--- BRIEF ---
Could you return the data below exactly as it appears?

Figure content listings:
----

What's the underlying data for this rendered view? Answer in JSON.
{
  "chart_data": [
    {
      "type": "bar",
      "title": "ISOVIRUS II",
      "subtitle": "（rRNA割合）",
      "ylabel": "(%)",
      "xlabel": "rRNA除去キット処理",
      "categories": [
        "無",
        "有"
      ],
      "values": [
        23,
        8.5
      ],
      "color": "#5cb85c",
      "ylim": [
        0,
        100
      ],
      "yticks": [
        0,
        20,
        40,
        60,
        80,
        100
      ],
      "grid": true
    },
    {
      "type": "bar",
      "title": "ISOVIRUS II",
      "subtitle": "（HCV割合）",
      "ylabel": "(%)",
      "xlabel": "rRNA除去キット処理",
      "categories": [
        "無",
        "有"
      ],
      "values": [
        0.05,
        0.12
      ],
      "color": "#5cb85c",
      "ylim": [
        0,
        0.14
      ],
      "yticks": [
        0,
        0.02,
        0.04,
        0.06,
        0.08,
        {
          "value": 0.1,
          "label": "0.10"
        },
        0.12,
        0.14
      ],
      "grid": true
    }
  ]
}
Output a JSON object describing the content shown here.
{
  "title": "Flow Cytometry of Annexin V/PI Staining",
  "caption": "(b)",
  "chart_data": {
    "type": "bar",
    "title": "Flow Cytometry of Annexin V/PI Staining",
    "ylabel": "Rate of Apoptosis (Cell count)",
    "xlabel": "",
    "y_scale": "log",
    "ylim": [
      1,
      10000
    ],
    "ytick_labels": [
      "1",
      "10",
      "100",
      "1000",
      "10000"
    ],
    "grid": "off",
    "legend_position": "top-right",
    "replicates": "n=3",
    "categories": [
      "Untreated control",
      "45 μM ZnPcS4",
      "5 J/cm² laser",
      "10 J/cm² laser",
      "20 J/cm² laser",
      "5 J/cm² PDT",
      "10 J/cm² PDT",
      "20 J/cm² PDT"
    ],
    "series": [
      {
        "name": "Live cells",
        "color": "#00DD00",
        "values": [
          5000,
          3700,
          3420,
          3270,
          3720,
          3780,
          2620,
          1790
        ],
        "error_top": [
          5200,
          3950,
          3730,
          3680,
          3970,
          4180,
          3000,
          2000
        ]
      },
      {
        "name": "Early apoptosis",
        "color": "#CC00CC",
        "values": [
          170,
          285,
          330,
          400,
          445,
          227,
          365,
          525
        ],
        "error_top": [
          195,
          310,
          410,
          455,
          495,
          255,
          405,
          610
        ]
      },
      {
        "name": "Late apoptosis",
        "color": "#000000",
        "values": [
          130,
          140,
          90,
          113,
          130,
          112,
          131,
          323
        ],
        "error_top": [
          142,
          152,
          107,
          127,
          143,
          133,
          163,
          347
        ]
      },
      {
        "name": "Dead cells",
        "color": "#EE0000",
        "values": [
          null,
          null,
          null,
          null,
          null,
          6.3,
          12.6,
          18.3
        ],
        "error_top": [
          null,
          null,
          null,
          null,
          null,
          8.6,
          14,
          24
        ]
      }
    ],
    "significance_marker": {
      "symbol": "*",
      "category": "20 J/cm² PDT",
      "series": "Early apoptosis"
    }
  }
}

----

--- RESPONSE TO THE TASK ---
What's the underlying data for this rendered view? Answer in JSON.
{
  "chart_data": [
    {
      "type": "bar",
      "title": "ISOVIRUS II",
      "subtitle": "（rRNA割合）",
      "ylabel": "(%)",
      "xlabel": "rRNA除去キット処理",
      "categories": [
        "無",
        "有"
      ],
      "values": [
        23,
        8.5
      ],
      "color": "#5cb85c",
      "ylim": [
        0,
        100
      ],
      "yticks": [
        0,
        20,
        40,
        60,
        80,
        100
      ],
      "grid": true
    },
    {
      "type": "bar",
      "title": "ISOVIRUS II",
      "subtitle": "（HCV割合）",
      "ylabel": "(%)",
      "xlabel": "rRNA除去キット処理",
      "categories": [
        "無",
        "有"
      ],
      "values": [
        0.05,
        0.12
      ],
      "color": "#5cb85c",
      "ylim": [
        0,
        0.14
      ],
      "yticks": [
        0,
        0.02,
        0.04,
        0.06,
        0.08,
        {
          "value": 0.1,
          "label": "0.10"
        },
        0.12,
        0.14
      ],
      "grid": true
    }
  ]
}
Output a JSON object describing the content shown here.
{
  "title": "Flow Cytometry of Annexin V/PI Staining",
  "caption": "(b)",
  "chart_data": {
    "type": "bar",
    "title": "Flow Cytometry of Annexin V/PI Staining",
    "ylabel": "Rate of Apoptosis (Cell count)",
    "xlabel": "",
    "y_scale": "log",
    "ylim": [
      1,
      10000
    ],
    "ytick_labels": [
      "1",
      "10",
      "100",
      "1000",
      "10000"
    ],
    "grid": "off",
    "legend_position": "top-right",
    "replicates": "n=3",
    "categories": [
      "Untreated control",
      "45 μM ZnPcS4",
      "5 J/cm² laser",
      "10 J/cm² laser",
      "20 J/cm² laser",
      "5 J/cm² PDT",
      "10 J/cm² PDT",
      "20 J/cm² PDT"
    ],
    "series": [
      {
        "name": "Live cells",
        "color": "#00DD00",
        "values": [
          5000,
          3700,
          3420,
          3270,
          3720,
          3780,
          2620,
          1790
        ],
        "error_top": [
          5200,
          3950,
          3730,
          3680,
          3970,
          4180,
          3000,
          2000
        ]
      },
      {
        "name": "Early apoptosis",
        "color": "#CC00CC",
        "values": [
          170,
          285,
          330,
          400,
          445,
          227,
          365,
          525
        ],
        "error_top": [
          195,
          310,
          410,
          455,
          495,
          255,
          405,
          610
        ]
      },
      {
        "name": "Late apoptosis",
        "color": "#000000",
        "values": [
          130,
          140,
          90,
          113,
          130,
          112,
          131,
          323
        ],
        "error_top": [
          142,
          152,
          107,
          127,
          143,
          133,
          163,
          347
        ]
      },
      {
        "name": "Dead cells",
        "color": "#EE0000",
        "values": [
          null,
          null,
          null,
          null,
          null,
          6.3,
          12.6,
          18.3
        ],
        "error_top": [
          null,
          null,
          null,
          null,
          null,
          8.6,
          14,
          24
        ]
      }
    ],
    "significance_marker": {
      "symbol": "*",
      "category": "20 J/cm² PDT",
      "series": "Early apoptosis"
    }
  }
}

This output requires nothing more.